* _Given exercise_: Provide only the number of lines where "Johan" occurs.

* _Record list_:
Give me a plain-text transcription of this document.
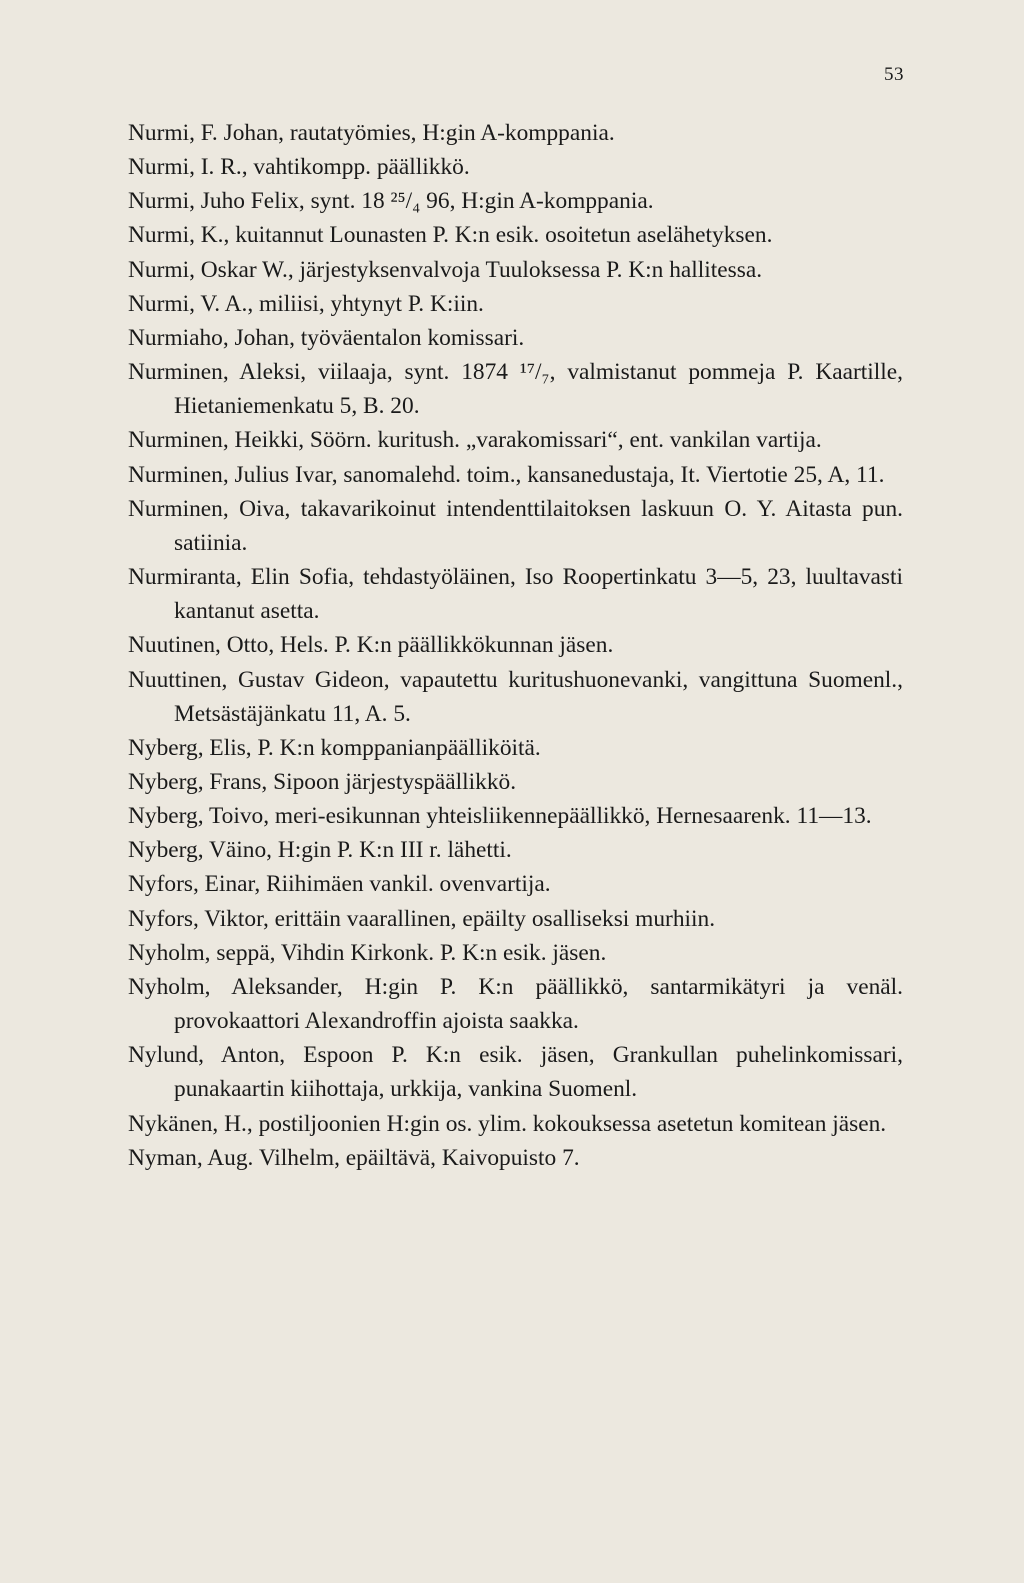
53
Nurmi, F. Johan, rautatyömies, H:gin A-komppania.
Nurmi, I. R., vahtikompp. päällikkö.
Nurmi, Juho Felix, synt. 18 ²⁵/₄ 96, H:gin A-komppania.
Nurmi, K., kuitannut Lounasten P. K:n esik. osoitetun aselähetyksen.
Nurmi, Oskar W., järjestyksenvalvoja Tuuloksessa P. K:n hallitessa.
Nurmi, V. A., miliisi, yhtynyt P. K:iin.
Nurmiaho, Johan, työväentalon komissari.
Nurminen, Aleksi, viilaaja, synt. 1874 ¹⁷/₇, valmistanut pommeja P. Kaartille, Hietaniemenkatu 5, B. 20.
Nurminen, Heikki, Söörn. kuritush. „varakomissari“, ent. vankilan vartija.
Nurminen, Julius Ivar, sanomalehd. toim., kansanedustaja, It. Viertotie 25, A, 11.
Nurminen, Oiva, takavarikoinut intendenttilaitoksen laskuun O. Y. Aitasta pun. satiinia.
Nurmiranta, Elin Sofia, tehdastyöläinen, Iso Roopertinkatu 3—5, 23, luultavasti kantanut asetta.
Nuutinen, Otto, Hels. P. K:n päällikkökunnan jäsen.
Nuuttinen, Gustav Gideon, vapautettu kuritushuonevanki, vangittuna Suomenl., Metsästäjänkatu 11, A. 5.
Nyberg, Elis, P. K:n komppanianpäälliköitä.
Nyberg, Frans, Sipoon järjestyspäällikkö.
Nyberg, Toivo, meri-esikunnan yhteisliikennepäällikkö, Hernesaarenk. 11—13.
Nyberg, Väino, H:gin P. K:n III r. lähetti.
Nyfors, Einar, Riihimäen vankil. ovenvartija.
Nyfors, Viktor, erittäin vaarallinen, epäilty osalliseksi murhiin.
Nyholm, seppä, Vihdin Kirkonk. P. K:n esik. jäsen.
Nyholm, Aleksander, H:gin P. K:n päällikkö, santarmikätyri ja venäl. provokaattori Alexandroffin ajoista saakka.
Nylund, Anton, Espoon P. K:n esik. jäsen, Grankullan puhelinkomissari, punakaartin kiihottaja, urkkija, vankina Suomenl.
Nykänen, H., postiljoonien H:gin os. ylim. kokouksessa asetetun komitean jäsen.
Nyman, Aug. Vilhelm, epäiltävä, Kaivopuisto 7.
==
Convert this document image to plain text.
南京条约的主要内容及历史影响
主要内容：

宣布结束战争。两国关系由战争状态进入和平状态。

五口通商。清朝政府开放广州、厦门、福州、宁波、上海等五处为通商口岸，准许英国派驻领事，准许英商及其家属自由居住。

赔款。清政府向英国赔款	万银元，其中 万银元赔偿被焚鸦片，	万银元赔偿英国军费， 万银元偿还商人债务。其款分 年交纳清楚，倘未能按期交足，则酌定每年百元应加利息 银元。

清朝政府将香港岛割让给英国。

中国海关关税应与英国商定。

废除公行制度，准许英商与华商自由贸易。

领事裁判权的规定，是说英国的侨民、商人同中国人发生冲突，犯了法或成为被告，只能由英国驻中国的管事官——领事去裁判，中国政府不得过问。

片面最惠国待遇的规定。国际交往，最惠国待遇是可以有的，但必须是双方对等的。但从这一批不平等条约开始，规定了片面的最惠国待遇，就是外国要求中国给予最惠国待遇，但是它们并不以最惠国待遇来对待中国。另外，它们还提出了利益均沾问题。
* * *
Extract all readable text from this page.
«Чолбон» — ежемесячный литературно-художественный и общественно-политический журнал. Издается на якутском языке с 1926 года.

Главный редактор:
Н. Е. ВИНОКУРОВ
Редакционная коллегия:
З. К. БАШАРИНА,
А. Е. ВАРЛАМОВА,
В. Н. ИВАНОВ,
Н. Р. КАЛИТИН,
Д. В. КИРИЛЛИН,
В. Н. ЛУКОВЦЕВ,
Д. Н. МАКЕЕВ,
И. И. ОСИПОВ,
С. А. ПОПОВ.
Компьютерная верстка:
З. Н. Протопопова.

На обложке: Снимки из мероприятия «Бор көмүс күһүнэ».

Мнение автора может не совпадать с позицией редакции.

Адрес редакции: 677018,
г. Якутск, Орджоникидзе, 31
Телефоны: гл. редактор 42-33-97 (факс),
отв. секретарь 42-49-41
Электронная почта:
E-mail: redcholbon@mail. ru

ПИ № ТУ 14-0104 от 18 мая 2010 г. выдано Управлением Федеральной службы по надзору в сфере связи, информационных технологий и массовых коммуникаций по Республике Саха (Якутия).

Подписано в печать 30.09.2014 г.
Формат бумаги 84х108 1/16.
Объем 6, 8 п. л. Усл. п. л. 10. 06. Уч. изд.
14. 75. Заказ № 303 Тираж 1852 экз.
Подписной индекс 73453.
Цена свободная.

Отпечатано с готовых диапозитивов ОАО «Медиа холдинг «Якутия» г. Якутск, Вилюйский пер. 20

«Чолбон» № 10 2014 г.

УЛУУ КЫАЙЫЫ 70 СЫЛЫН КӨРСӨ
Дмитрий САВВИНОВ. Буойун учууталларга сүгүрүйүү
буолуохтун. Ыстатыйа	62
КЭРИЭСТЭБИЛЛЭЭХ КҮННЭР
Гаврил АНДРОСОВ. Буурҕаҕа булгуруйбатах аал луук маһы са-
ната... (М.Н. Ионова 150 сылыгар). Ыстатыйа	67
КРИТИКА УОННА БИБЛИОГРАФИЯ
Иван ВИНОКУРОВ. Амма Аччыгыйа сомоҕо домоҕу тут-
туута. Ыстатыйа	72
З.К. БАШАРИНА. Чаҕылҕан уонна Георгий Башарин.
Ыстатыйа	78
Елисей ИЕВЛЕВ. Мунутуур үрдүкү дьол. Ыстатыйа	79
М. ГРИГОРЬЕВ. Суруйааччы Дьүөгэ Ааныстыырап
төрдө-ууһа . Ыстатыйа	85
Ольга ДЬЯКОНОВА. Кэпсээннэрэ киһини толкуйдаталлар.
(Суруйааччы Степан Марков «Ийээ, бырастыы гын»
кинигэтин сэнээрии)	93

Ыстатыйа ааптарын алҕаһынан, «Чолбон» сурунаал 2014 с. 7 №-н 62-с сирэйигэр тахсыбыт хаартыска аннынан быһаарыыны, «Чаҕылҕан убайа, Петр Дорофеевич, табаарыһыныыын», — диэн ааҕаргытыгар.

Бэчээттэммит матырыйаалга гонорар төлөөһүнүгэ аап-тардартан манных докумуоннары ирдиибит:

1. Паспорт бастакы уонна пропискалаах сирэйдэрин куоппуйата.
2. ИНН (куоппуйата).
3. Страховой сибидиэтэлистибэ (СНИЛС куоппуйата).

* _Exercise response_: 2